=== Problem ===
Within the listing below, locate all lines containing the word "Fabrikarbeiter". Copy each one.

/---

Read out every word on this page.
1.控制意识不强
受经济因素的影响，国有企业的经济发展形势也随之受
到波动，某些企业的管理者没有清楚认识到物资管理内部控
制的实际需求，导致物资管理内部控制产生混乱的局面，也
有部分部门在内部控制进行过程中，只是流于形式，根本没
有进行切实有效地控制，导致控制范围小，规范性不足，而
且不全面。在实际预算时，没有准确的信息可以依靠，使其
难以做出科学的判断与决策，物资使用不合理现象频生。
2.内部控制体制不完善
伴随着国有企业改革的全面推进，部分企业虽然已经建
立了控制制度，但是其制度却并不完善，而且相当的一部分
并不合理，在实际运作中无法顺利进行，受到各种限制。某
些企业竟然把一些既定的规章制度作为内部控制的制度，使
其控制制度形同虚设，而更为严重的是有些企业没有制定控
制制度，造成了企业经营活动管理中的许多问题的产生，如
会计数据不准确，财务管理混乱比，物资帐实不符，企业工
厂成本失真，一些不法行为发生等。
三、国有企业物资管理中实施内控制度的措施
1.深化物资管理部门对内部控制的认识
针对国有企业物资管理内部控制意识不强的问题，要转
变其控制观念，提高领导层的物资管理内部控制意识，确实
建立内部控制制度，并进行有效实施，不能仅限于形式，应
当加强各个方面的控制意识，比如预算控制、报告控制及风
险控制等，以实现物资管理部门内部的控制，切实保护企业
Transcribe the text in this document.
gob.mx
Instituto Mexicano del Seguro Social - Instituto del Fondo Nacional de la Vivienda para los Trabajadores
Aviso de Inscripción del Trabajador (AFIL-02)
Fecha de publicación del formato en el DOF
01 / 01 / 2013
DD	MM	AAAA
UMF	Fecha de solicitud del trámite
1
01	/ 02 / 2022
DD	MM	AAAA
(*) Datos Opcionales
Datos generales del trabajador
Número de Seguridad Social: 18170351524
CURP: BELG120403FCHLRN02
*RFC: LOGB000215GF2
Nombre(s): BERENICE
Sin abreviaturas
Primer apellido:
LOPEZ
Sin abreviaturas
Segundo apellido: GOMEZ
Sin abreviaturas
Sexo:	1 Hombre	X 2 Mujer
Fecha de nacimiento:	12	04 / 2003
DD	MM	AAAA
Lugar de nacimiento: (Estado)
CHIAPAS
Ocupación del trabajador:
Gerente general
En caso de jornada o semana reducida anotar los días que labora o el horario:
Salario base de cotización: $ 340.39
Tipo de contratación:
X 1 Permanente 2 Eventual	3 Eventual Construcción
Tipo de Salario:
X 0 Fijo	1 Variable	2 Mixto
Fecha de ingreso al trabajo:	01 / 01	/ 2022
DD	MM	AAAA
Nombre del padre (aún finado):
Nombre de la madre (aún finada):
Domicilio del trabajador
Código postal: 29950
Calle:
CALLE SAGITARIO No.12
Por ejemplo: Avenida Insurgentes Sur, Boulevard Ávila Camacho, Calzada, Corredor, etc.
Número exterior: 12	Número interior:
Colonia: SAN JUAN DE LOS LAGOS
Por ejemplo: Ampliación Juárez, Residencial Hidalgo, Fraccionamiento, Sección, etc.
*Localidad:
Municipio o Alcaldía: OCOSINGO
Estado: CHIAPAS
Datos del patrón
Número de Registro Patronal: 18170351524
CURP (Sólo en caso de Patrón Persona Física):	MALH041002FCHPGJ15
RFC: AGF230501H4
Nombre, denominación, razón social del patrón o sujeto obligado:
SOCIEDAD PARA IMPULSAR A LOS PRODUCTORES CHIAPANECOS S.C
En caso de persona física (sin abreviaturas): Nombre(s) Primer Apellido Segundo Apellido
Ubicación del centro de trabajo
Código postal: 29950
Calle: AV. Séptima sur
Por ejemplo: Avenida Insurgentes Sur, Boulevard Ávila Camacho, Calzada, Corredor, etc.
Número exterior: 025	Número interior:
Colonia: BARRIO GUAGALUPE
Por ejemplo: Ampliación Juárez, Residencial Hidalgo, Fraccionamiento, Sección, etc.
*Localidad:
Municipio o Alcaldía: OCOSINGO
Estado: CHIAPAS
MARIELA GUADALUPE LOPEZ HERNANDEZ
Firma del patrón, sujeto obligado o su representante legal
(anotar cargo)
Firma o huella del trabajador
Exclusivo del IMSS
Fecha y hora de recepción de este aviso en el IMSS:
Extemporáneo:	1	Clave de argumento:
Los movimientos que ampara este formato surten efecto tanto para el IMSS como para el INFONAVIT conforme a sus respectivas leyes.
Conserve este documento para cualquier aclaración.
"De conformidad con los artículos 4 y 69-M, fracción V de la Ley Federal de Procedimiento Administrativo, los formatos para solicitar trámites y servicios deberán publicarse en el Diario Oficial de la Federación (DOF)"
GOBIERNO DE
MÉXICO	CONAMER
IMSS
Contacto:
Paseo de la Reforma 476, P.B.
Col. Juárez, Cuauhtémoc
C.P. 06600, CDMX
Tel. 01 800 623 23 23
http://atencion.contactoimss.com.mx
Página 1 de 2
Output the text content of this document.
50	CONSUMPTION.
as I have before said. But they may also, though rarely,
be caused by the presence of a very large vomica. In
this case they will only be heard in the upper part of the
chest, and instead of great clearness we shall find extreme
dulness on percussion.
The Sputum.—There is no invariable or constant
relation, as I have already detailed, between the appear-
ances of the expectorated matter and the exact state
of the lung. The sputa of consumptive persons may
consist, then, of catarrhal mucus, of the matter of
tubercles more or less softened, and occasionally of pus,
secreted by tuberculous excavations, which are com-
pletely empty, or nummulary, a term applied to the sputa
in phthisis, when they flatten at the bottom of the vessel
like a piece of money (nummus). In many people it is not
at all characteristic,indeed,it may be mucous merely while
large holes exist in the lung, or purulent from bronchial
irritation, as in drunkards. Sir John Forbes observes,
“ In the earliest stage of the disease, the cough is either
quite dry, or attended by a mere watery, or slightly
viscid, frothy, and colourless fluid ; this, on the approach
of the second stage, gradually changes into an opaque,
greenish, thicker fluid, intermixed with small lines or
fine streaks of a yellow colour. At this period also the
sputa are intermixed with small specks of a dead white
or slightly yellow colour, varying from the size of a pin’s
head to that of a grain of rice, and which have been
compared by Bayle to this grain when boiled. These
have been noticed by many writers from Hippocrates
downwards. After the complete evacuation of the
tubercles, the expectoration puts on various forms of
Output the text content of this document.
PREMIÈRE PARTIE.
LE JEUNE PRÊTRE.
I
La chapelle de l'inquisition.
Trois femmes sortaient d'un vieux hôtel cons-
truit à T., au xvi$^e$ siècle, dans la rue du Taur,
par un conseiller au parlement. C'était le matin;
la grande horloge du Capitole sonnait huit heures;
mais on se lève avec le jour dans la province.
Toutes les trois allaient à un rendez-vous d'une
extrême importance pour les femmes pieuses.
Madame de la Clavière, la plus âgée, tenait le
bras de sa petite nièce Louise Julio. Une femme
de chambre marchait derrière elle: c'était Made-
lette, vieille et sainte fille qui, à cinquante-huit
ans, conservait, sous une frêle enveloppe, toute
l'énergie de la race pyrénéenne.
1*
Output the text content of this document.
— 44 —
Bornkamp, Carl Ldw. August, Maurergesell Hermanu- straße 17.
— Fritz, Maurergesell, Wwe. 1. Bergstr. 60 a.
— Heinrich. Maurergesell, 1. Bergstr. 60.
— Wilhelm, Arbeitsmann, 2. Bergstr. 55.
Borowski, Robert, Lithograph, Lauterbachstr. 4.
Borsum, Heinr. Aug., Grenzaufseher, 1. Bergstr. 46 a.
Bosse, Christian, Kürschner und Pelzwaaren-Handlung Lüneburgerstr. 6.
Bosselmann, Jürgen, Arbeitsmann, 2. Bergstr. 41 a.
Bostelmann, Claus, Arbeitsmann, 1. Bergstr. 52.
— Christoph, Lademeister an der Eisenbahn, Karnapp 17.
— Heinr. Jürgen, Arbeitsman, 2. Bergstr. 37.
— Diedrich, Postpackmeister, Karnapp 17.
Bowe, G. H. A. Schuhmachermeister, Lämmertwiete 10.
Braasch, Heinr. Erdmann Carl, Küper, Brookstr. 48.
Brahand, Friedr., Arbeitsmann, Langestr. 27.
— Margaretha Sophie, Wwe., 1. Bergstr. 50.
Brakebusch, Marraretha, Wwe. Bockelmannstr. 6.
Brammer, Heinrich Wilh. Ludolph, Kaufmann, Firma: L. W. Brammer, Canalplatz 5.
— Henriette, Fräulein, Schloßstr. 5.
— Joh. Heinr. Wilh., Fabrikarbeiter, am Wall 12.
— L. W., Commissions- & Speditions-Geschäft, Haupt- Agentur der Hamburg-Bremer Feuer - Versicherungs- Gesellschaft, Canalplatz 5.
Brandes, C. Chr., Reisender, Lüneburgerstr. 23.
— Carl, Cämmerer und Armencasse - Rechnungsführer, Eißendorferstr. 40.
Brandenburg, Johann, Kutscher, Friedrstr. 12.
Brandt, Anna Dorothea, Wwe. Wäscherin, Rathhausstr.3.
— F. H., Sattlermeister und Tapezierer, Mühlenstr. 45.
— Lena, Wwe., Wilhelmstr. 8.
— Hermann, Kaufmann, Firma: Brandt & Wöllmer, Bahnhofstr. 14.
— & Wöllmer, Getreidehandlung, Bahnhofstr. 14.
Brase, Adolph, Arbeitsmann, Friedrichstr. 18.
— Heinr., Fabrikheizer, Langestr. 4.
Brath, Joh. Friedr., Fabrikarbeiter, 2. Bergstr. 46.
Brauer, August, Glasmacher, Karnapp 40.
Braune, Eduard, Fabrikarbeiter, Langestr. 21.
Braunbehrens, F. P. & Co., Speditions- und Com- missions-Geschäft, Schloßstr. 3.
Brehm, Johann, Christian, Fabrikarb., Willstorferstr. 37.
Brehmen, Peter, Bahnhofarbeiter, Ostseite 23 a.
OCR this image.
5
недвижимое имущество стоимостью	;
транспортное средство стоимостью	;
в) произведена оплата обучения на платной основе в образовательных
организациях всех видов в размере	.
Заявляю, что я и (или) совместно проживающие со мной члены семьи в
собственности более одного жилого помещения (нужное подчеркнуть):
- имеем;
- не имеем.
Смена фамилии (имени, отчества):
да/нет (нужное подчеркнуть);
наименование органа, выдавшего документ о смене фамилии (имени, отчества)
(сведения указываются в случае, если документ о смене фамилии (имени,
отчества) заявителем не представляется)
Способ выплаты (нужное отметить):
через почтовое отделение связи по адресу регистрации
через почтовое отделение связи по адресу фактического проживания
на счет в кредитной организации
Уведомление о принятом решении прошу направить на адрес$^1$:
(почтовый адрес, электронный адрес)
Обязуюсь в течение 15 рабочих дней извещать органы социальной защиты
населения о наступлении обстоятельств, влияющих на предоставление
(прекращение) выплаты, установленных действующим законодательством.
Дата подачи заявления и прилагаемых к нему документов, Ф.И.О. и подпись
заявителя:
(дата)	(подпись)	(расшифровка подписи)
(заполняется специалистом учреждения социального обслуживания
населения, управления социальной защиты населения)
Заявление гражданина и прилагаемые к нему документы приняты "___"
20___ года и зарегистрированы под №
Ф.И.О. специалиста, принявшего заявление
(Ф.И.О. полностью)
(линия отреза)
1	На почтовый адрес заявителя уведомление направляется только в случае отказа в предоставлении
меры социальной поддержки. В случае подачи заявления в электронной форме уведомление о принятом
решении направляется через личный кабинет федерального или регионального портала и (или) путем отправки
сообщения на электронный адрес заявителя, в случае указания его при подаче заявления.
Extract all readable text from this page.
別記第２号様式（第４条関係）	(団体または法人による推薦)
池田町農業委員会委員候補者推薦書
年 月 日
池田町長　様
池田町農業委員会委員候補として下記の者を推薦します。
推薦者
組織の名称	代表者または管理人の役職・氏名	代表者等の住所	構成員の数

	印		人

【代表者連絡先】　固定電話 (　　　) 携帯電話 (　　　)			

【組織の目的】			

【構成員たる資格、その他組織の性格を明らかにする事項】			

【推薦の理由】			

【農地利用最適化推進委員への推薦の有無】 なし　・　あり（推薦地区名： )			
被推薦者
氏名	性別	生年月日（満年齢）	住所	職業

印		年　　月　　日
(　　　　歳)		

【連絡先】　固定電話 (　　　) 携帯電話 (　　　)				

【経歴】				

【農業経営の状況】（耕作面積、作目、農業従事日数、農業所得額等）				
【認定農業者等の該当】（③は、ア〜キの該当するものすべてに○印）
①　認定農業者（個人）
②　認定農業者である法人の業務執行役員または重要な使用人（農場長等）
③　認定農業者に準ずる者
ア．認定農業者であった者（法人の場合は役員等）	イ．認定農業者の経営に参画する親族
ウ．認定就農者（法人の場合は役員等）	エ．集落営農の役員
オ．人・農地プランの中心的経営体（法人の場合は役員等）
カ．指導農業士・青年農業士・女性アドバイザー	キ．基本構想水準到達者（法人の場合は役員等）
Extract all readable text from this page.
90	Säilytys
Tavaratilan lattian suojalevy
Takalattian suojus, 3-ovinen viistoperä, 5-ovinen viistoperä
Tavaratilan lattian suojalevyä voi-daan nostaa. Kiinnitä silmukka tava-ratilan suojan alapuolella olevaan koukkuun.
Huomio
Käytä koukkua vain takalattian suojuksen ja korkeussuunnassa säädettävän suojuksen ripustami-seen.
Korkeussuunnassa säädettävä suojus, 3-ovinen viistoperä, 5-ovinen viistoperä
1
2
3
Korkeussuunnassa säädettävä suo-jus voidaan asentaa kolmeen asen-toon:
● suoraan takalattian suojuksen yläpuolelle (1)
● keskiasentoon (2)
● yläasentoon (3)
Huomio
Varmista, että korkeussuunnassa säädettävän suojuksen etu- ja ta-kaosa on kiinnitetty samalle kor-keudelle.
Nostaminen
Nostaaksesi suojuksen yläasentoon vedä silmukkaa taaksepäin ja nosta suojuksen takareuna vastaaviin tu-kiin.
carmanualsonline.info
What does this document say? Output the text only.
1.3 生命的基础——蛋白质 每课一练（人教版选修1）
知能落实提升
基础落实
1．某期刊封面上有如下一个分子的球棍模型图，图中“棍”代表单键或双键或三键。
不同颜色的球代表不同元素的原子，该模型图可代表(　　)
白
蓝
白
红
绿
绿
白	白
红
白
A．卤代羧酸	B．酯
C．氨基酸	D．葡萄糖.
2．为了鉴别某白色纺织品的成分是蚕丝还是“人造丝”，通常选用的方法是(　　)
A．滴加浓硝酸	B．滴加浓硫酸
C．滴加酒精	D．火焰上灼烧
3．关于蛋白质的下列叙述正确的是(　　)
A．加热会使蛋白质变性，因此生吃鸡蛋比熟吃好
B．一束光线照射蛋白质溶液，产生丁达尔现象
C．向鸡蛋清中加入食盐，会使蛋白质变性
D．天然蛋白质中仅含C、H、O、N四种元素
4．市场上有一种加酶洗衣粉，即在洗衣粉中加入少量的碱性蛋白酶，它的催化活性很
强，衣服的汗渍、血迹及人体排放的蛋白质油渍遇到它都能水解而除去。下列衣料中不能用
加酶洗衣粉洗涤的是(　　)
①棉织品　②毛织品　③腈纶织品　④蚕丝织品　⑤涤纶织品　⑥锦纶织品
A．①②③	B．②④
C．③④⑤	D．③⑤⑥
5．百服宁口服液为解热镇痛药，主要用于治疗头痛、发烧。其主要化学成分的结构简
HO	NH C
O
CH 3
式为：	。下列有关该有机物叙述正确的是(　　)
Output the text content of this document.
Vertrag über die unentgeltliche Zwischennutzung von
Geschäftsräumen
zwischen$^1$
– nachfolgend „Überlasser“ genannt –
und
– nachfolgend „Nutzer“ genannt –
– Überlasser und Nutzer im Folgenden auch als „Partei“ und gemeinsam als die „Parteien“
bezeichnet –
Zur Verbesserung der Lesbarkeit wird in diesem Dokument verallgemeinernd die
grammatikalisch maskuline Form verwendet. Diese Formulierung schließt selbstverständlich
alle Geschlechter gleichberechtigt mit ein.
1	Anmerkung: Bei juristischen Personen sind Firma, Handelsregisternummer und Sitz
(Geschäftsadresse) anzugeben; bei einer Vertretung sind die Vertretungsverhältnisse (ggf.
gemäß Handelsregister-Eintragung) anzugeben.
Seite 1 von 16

\---

=== Final answer ===
— Joh. Heinr. Wilh., Fabrikarbeiter, am Wall 12.
Brath, Joh. Friedr., Fabrikarbeiter, 2. Bergstr. 46.
Braune, Eduard, Fabrikarbeiter, Langestr. 21.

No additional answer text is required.